Below is a listing; reproduce each line of it exactly.

_Material supplied:_
──────

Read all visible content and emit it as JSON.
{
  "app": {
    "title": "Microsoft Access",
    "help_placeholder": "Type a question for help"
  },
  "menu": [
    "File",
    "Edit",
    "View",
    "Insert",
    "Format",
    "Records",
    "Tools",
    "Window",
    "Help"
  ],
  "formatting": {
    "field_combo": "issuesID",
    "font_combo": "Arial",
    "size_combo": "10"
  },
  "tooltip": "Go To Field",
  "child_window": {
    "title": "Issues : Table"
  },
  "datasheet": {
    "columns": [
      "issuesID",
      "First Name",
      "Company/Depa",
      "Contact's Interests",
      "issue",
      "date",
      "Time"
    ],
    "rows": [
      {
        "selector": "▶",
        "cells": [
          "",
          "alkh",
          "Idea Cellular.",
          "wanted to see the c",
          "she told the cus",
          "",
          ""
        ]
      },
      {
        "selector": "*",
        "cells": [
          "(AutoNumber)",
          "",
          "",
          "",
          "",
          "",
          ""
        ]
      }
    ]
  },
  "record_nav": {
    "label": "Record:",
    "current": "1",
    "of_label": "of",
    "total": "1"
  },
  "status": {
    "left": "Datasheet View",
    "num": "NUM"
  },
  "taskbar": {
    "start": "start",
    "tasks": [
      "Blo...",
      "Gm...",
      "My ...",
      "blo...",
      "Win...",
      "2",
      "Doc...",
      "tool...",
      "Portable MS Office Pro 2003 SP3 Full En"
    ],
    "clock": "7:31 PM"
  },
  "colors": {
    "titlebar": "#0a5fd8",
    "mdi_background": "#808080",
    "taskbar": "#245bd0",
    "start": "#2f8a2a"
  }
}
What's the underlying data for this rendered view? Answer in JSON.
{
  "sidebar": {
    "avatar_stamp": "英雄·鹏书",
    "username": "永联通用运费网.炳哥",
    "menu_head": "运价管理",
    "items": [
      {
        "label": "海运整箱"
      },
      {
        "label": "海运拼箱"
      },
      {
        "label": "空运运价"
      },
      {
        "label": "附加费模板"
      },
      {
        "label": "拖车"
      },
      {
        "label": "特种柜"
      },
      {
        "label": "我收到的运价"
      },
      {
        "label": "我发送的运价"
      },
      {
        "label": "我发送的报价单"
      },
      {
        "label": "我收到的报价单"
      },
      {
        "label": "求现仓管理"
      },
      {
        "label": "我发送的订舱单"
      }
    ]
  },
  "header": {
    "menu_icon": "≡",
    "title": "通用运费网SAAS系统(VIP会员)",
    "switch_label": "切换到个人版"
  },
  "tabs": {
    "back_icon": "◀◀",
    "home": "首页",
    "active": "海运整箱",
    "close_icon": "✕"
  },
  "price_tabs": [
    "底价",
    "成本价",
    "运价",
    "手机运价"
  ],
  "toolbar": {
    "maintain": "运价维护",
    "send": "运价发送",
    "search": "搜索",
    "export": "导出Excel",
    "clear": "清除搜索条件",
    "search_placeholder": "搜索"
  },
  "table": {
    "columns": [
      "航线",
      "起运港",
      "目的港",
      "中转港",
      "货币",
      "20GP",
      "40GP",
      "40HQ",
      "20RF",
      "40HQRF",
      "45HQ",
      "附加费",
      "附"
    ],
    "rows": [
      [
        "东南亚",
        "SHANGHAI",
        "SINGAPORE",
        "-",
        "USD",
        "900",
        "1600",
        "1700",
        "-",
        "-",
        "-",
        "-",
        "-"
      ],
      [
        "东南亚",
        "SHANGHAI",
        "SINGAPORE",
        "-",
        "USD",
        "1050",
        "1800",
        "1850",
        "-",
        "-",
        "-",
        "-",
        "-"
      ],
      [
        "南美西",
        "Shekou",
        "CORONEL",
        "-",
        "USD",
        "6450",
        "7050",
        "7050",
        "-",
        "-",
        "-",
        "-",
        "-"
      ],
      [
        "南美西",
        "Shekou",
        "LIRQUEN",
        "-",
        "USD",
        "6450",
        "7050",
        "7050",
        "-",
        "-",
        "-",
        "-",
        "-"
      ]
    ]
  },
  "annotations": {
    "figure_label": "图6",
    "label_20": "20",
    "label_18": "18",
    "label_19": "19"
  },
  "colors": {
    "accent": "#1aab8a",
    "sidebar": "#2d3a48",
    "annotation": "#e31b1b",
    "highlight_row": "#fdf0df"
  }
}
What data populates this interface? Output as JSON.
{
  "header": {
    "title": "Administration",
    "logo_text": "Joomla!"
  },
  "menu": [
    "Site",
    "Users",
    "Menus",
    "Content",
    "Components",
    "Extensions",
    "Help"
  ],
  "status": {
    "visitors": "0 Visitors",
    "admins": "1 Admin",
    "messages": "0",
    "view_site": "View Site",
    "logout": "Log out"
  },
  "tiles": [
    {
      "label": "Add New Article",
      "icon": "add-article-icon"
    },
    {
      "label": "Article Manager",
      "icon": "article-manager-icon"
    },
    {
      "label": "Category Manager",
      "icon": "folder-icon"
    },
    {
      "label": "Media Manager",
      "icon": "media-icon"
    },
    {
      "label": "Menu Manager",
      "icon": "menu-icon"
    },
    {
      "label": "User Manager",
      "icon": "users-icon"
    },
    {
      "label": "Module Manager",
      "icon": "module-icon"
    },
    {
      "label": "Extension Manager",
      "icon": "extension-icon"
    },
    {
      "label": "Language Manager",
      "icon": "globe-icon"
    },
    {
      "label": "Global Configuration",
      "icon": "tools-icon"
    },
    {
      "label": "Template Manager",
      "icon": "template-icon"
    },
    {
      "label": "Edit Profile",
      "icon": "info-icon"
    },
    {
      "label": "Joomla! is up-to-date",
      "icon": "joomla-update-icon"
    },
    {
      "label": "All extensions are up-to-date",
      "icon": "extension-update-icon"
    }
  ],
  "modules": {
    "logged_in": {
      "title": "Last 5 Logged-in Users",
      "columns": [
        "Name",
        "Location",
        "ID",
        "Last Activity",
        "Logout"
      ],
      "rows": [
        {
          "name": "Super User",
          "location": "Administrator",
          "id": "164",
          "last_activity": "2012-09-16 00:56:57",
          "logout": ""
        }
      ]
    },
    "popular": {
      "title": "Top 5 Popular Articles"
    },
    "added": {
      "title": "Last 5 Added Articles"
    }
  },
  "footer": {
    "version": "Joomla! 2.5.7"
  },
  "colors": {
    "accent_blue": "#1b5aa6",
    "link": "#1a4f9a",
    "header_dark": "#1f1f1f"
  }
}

──────

_Task response:_
Read all visible content and emit it as JSON.
{
  "app": {
    "title": "Microsoft Access",
    "help_placeholder": "Type a question for help"
  },
  "menu": [
    "File",
    "Edit",
    "View",
    "Insert",
    "Format",
    "Records",
    "Tools",
    "Window",
    "Help"
  ],
  "formatting": {
    "field_combo": "issuesID",
    "font_combo": "Arial",
    "size_combo": "10"
  },
  "tooltip": "Go To Field",
  "child_window": {
    "title": "Issues : Table"
  },
  "datasheet": {
    "columns": [
      "issuesID",
      "First Name",
      "Company/Depa",
      "Contact's Interests",
      "issue",
      "date",
      "Time"
    ],
    "rows": [
      {
        "selector": "▶",
        "cells": [
          "",
          "alkh",
          "Idea Cellular.",
          "wanted to see the c",
          "she told the cus",
          "",
          ""
        ]
      },
      {
        "selector": "*",
        "cells": [
          "(AutoNumber)",
          "",
          "",
          "",
          "",
          "",
          ""
        ]
      }
    ]
  },
  "record_nav": {
    "label": "Record:",
    "current": "1",
    "of_label": "of",
    "total": "1"
  },
  "status": {
    "left": "Datasheet View",
    "num": "NUM"
  },
  "taskbar": {
    "start": "start",
    "tasks": [
      "Blo...",
      "Gm...",
      "My ...",
      "blo...",
      "Win...",
      "2",
      "Doc...",
      "tool...",
      "Portable MS Office Pro 2003 SP3 Full En"
    ],
    "clock": "7:31 PM"
  },
  "colors": {
    "titlebar": "#0a5fd8",
    "mdi_background": "#808080",
    "taskbar": "#245bd0",
    "start": "#2f8a2a"
  }
}
What's the underlying data for this rendered view? Answer in JSON.
{
  "sidebar": {
    "avatar_stamp": "英雄·鹏书",
    "username": "永联通用运费网.炳哥",
    "menu_head": "运价管理",
    "items": [
      {
        "label": "海运整箱"
      },
      {
        "label": "海运拼箱"
      },
      {
        "label": "空运运价"
      },
      {
        "label": "附加费模板"
      },
      {
        "label": "拖车"
      },
      {
        "label": "特种柜"
      },
      {
        "label": "我收到的运价"
      },
      {
        "label": "我发送的运价"
      },
      {
        "label": "我发送的报价单"
      },
      {
        "label": "我收到的报价单"
      },
      {
        "label": "求现仓管理"
      },
      {
        "label": "我发送的订舱单"
      }
    ]
  },
  "header": {
    "menu_icon": "≡",
    "title": "通用运费网SAAS系统(VIP会员)",
    "switch_label": "切换到个人版"
  },
  "tabs": {
    "back_icon": "◀◀",
    "home": "首页",
    "active": "海运整箱",
    "close_icon": "✕"
  },
  "price_tabs": [
    "底价",
    "成本价",
    "运价",
    "手机运价"
  ],
  "toolbar": {
    "maintain": "运价维护",
    "send": "运价发送",
    "search": "搜索",
    "export": "导出Excel",
    "clear": "清除搜索条件",
    "search_placeholder": "搜索"
  },
  "table": {
    "columns": [
      "航线",
      "起运港",
      "目的港",
      "中转港",
      "货币",
      "20GP",
      "40GP",
      "40HQ",
      "20RF",
      "40HQRF",
      "45HQ",
      "附加费",
      "附"
    ],
    "rows": [
      [
        "东南亚",
        "SHANGHAI",
        "SINGAPORE",
        "-",
        "USD",
        "900",
        "1600",
        "1700",
        "-",
        "-",
        "-",
        "-",
        "-"
      ],
      [
        "东南亚",
        "SHANGHAI",
        "SINGAPORE",
        "-",
        "USD",
        "1050",
        "1800",
        "1850",
        "-",
        "-",
        "-",
        "-",
        "-"
      ],
      [
        "南美西",
        "Shekou",
        "CORONEL",
        "-",
        "USD",
        "6450",
        "7050",
        "7050",
        "-",
        "-",
        "-",
        "-",
        "-"
      ],
      [
        "南美西",
        "Shekou",
        "LIRQUEN",
        "-",
        "USD",
        "6450",
        "7050",
        "7050",
        "-",
        "-",
        "-",
        "-",
        "-"
      ]
    ]
  },
  "annotations": {
    "figure_label": "图6",
    "label_20": "20",
    "label_18": "18",
    "label_19": "19"
  },
  "colors": {
    "accent": "#1aab8a",
    "sidebar": "#2d3a48",
    "annotation": "#e31b1b",
    "highlight_row": "#fdf0df"
  }
}
What data populates this interface? Output as JSON.
{
  "header": {
    "title": "Administration",
    "logo_text": "Joomla!"
  },
  "menu": [
    "Site",
    "Users",
    "Menus",
    "Content",
    "Components",
    "Extensions",
    "Help"
  ],
  "status": {
    "visitors": "0 Visitors",
    "admins": "1 Admin",
    "messages": "0",
    "view_site": "View Site",
    "logout": "Log out"
  },
  "tiles": [
    {
      "label": "Add New Article",
      "icon": "add-article-icon"
    },
    {
      "label": "Article Manager",
      "icon": "article-manager-icon"
    },
    {
      "label": "Category Manager",
      "icon": "folder-icon"
    },
    {
      "label": "Media Manager",
      "icon": "media-icon"
    },
    {
      "label": "Menu Manager",
      "icon": "menu-icon"
    },
    {
      "label": "User Manager",
      "icon": "users-icon"
    },
    {
      "label": "Module Manager",
      "icon": "module-icon"
    },
    {
      "label": "Extension Manager",
      "icon": "extension-icon"
    },
    {
      "label": "Language Manager",
      "icon": "globe-icon"
    },
    {
      "label": "Global Configuration",
      "icon": "tools-icon"
    },
    {
      "label": "Template Manager",
      "icon": "template-icon"
    },
    {
      "label": "Edit Profile",
      "icon": "info-icon"
    },
    {
      "label": "Joomla! is up-to-date",
      "icon": "joomla-update-icon"
    },
    {
      "label": "All extensions are up-to-date",
      "icon": "extension-update-icon"
    }
  ],
  "modules": {
    "logged_in": {
      "title": "Last 5 Logged-in Users",
      "columns": [
        "Name",
        "Location",
        "ID",
        "Last Activity",
        "Logout"
      ],
      "rows": [
        {
          "name": "Super User",
          "location": "Administrator",
          "id": "164",
          "last_activity": "2012-09-16 00:56:57",
          "logout": ""
        }
      ]
    },
    "popular": {
      "title": "Top 5 Popular Articles"
    },
    "added": {
      "title": "Last 5 Added Articles"
    }
  },
  "footer": {
    "version": "Joomla! 2.5.7"
  },
  "colors": {
    "accent_blue": "#1b5aa6",
    "link": "#1a4f9a",
    "header_dark": "#1f1f1f"
  }
}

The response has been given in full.